*WRITTEN PROBLEM*. Set every record down verbatim and omit the pictures.

*RECORD EXCERPTS*.
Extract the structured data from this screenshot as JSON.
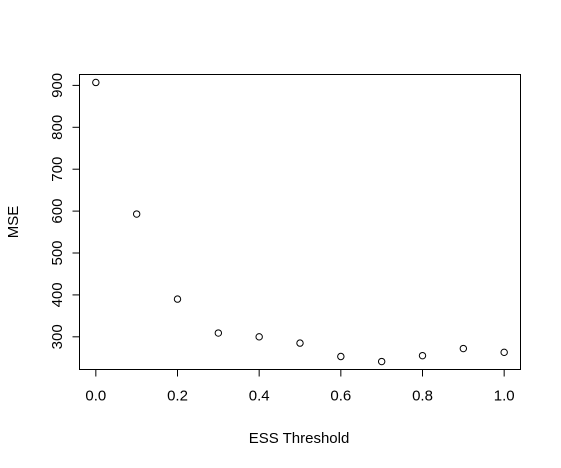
{
  "chart_data": {
    "type": "scatter",
    "title": "",
    "xlabel": "ESS Threshold",
    "ylabel": "MSE",
    "x": [
      0.0,
      0.1,
      0.2,
      0.3,
      0.4,
      0.5,
      0.6,
      0.7,
      0.8,
      0.9,
      1.0
    ],
    "y": [
      907,
      593,
      390,
      309,
      300,
      285,
      253,
      241,
      255,
      272,
      263
    ],
    "xlim": [
      -0.04,
      1.04
    ],
    "ylim": [
      222,
      926
    ],
    "xticks": [
      0.0,
      0.2,
      0.4,
      0.6,
      0.8,
      1.0
    ],
    "xtick_labels": [
      "0.0",
      "0.2",
      "0.4",
      "0.6",
      "0.8",
      "1.0"
    ],
    "yticks": [
      300,
      400,
      500,
      600,
      700,
      800,
      900
    ],
    "ytick_labels": [
      "300",
      "400",
      "500",
      "600",
      "700",
      "800",
      "900"
    ],
    "marker": "open-circle",
    "marker_color": "#000000",
    "grid": false,
    "legend": "none"
  }
}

*FULL ANSWER*.
Extract the structured data from this screenshot as JSON.
{
  "chart_data": {
    "type": "scatter",
    "title": "",
    "xlabel": "ESS Threshold",
    "ylabel": "MSE",
    "x": [
      0.0,
      0.1,
      0.2,
      0.3,
      0.4,
      0.5,
      0.6,
      0.7,
      0.8,
      0.9,
      1.0
    ],
    "y": [
      907,
      593,
      390,
      309,
      300,
      285,
      253,
      241,
      255,
      272,
      263
    ],
    "xlim": [
      -0.04,
      1.04
    ],
    "ylim": [
      222,
      926
    ],
    "xticks": [
      0.0,
      0.2,
      0.4,
      0.6,
      0.8,
      1.0
    ],
    "xtick_labels": [
      "0.0",
      "0.2",
      "0.4",
      "0.6",
      "0.8",
      "1.0"
    ],
    "yticks": [
      300,
      400,
      500,
      600,
      700,
      800,
      900
    ],
    "ytick_labels": [
      "300",
      "400",
      "500",
      "600",
      "700",
      "800",
      "900"
    ],
    "marker": "open-circle",
    "marker_color": "#000000",
    "grid": false,
    "legend": "none"
  }
}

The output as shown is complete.